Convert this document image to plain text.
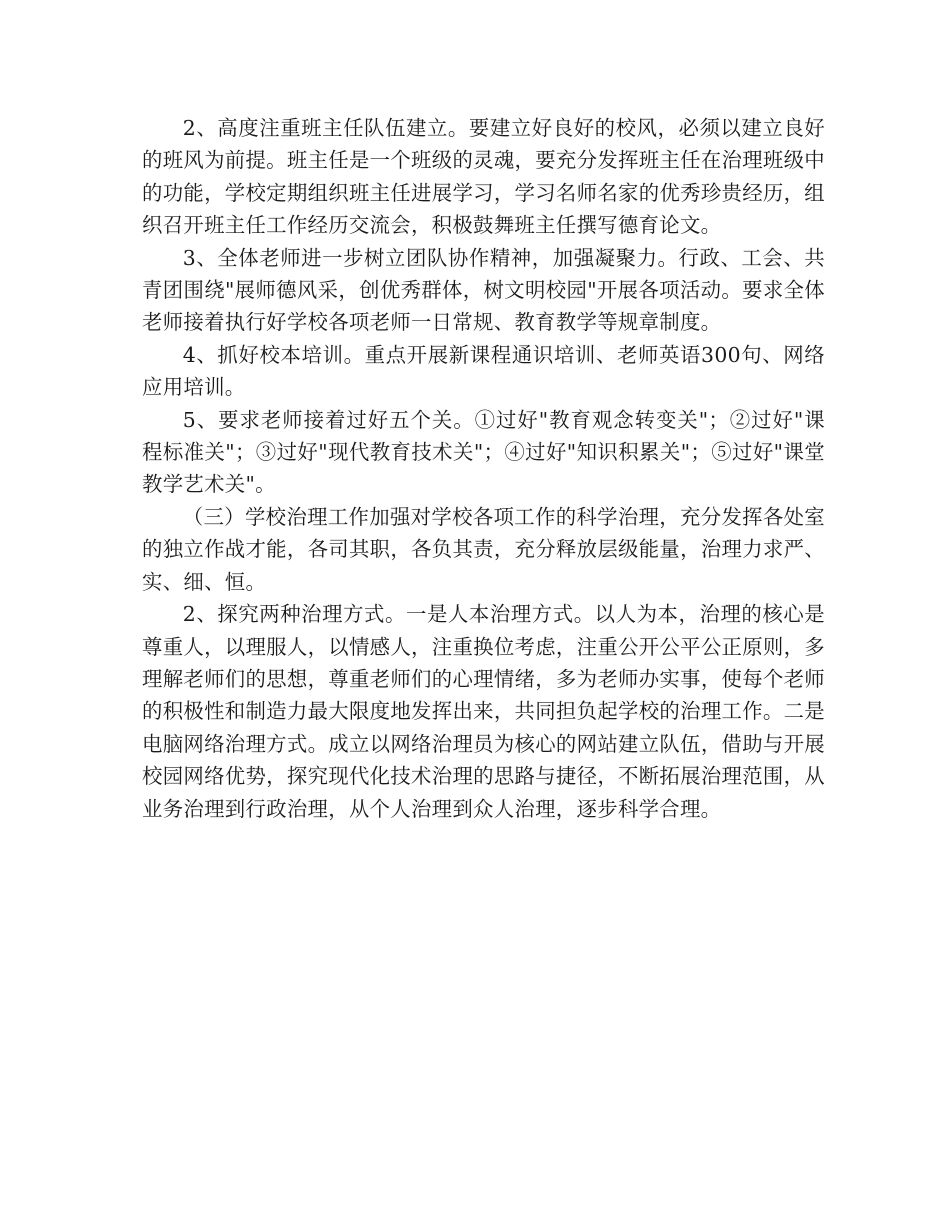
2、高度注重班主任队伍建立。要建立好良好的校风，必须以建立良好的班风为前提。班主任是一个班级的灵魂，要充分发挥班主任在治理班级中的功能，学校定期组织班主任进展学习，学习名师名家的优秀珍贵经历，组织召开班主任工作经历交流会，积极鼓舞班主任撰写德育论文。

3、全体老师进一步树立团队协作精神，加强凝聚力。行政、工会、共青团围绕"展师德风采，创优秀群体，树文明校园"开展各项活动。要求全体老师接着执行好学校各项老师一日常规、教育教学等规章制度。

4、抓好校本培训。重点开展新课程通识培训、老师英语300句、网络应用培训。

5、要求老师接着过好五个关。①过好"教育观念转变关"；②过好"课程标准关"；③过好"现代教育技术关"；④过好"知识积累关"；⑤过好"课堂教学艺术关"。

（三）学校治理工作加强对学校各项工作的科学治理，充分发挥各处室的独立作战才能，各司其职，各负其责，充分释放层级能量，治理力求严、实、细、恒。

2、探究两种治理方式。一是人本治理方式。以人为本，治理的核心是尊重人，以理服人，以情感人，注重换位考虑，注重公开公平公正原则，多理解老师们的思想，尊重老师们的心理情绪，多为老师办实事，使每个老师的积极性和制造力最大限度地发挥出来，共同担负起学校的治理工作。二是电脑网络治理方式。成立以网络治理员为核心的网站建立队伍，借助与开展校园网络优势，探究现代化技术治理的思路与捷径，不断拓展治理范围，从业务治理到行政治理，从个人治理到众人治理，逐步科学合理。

Aim of the task ::
Leave out all images, then reproduce the entries above exactly.

Response below ::
Convert this document image to plain text.
2、高度注重班主任队伍建立。要建立好良好的校风，必须以建立良好的班风为前提。班主任是一个班级的灵魂，要充分发挥班主任在治理班级中的功能，学校定期组织班主任进展学习，学习名师名家的优秀珍贵经历，组织召开班主任工作经历交流会，积极鼓舞班主任撰写德育论文。

3、全体老师进一步树立团队协作精神，加强凝聚力。行政、工会、共青团围绕"展师德风采，创优秀群体，树文明校园"开展各项活动。要求全体老师接着执行好学校各项老师一日常规、教育教学等规章制度。

4、抓好校本培训。重点开展新课程通识培训、老师英语300句、网络应用培训。

5、要求老师接着过好五个关。①过好"教育观念转变关"；②过好"课程标准关"；③过好"现代教育技术关"；④过好"知识积累关"；⑤过好"课堂教学艺术关"。

（三）学校治理工作加强对学校各项工作的科学治理，充分发挥各处室的独立作战才能，各司其职，各负其责，充分释放层级能量，治理力求严、实、细、恒。

2、探究两种治理方式。一是人本治理方式。以人为本，治理的核心是尊重人，以理服人，以情感人，注重换位考虑，注重公开公平公正原则，多理解老师们的思想，尊重老师们的心理情绪，多为老师办实事，使每个老师的积极性和制造力最大限度地发挥出来，共同担负起学校的治理工作。二是电脑网络治理方式。成立以网络治理员为核心的网站建立队伍，借助与开展校园网络优势，探究现代化技术治理的思路与捷径，不断拓展治理范围，从业务治理到行政治理，从个人治理到众人治理，逐步科学合理。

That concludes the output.